> DATA TO PROCESS:
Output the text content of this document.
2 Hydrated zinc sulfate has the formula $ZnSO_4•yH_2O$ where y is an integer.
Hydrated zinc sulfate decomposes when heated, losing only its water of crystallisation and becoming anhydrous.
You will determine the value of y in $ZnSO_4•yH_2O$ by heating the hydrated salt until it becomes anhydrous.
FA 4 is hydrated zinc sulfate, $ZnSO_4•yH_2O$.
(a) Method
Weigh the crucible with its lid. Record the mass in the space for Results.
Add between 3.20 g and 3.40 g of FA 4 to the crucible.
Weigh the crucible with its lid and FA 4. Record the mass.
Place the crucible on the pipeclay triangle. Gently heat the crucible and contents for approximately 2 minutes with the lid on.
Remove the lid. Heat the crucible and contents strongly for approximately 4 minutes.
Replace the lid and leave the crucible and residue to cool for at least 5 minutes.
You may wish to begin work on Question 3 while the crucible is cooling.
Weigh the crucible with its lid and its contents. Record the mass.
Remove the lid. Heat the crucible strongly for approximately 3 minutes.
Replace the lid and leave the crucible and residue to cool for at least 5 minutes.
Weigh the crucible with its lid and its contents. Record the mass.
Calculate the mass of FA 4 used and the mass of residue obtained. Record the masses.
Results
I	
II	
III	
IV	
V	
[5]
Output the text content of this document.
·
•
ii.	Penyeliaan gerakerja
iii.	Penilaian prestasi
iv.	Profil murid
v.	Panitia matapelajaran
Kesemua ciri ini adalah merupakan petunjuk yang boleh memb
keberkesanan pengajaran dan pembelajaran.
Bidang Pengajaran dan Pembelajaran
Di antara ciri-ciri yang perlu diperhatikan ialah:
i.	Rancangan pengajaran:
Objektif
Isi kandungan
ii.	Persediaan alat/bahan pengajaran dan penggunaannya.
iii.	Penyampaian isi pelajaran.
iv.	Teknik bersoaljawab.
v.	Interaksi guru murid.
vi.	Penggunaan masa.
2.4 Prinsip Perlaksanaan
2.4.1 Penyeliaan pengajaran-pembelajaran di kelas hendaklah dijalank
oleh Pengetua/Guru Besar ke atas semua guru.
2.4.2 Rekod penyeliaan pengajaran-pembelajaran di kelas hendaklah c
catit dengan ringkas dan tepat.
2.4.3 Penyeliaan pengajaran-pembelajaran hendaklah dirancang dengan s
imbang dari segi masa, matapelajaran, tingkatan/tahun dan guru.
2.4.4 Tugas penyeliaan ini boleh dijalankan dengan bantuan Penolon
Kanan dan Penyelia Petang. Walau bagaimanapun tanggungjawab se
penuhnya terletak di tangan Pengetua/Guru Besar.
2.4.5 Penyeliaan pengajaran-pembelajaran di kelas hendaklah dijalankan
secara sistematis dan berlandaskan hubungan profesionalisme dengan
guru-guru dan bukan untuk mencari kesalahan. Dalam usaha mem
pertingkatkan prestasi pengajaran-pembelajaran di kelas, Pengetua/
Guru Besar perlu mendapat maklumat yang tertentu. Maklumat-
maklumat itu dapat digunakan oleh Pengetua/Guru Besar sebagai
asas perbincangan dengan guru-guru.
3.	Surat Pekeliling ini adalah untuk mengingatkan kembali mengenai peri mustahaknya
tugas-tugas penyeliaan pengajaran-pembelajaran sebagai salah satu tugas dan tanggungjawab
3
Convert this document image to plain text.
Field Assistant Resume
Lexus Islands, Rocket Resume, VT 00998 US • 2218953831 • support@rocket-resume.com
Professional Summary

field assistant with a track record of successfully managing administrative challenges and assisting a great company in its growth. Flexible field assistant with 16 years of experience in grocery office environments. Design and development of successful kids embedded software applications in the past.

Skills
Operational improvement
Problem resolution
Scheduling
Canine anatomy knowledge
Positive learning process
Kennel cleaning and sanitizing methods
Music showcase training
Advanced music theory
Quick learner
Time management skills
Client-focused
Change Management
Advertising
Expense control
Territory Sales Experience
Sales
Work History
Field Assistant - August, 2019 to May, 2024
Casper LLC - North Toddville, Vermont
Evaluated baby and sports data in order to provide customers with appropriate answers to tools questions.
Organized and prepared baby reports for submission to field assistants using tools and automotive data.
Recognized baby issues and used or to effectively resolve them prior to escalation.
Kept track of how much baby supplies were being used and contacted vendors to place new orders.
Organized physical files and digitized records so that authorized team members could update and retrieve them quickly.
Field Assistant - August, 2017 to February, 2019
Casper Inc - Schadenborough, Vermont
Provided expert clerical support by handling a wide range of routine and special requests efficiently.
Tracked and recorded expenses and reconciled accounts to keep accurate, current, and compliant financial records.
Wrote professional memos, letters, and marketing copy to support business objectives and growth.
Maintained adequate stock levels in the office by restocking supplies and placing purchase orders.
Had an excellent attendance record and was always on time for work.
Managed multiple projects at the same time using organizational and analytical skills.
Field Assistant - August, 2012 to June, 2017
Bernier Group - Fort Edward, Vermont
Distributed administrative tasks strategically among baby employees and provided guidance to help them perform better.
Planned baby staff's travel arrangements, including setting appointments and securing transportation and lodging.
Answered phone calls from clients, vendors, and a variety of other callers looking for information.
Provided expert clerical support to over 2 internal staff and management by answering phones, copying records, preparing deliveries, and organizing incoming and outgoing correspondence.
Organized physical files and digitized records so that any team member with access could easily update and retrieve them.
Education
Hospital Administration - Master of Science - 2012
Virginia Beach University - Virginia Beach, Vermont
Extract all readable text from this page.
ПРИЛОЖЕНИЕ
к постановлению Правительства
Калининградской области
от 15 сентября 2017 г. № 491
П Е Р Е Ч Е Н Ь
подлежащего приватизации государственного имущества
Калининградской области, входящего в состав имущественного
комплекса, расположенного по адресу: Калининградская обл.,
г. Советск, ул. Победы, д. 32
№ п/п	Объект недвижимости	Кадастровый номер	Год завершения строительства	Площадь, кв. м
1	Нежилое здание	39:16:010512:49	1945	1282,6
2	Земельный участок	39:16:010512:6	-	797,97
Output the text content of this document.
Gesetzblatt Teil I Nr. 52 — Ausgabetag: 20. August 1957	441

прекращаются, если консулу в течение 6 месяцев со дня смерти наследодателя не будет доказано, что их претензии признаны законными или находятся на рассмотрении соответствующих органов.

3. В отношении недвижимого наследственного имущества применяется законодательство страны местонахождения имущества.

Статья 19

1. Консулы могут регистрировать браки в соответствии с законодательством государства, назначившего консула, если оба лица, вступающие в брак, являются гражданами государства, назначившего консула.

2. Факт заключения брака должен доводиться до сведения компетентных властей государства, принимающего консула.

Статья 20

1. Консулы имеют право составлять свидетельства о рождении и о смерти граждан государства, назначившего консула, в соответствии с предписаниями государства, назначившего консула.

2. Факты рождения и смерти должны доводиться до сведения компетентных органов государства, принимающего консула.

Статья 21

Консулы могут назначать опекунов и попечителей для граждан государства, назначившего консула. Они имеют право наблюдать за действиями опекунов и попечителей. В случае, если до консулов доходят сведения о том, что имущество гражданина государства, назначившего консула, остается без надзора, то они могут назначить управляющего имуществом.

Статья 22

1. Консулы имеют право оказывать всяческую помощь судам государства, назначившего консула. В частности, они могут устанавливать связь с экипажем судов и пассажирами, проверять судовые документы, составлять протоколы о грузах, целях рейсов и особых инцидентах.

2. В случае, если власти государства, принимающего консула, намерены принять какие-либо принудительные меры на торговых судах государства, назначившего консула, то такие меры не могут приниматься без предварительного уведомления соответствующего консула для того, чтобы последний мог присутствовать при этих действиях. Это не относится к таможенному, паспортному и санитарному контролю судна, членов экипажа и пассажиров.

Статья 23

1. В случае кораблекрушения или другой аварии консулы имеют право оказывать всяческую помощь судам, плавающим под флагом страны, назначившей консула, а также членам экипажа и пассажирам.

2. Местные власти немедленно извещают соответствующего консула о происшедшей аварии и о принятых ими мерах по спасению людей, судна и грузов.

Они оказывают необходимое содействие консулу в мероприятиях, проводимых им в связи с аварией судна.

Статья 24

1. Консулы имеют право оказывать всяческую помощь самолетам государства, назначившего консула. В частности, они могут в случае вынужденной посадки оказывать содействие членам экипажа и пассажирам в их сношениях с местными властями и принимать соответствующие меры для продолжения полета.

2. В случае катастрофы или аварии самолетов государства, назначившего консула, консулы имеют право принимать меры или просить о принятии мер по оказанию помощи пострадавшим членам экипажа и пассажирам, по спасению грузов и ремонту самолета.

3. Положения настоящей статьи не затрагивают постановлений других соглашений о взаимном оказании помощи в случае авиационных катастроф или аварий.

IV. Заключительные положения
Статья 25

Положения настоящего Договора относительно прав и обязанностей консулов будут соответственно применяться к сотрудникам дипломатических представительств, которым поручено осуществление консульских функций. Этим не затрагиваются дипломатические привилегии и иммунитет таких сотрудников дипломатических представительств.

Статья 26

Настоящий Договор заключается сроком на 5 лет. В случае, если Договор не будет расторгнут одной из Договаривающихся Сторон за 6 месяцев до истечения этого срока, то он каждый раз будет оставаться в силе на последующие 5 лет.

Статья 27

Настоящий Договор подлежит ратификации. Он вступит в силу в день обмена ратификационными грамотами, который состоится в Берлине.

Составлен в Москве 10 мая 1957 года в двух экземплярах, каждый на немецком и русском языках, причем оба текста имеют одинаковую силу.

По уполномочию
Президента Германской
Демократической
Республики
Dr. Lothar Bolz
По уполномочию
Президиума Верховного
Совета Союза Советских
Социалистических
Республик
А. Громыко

> WORK REQUIRED: Identify the lines in the entries above that contain "perlu", then copy them out.

> RESPONSE TO THIS TASK:
Di antara ciri-ciri yang perlu diperhatikan ialah:
Guru Besar perlu mendapat maklumat yang tertentu. Maklumat-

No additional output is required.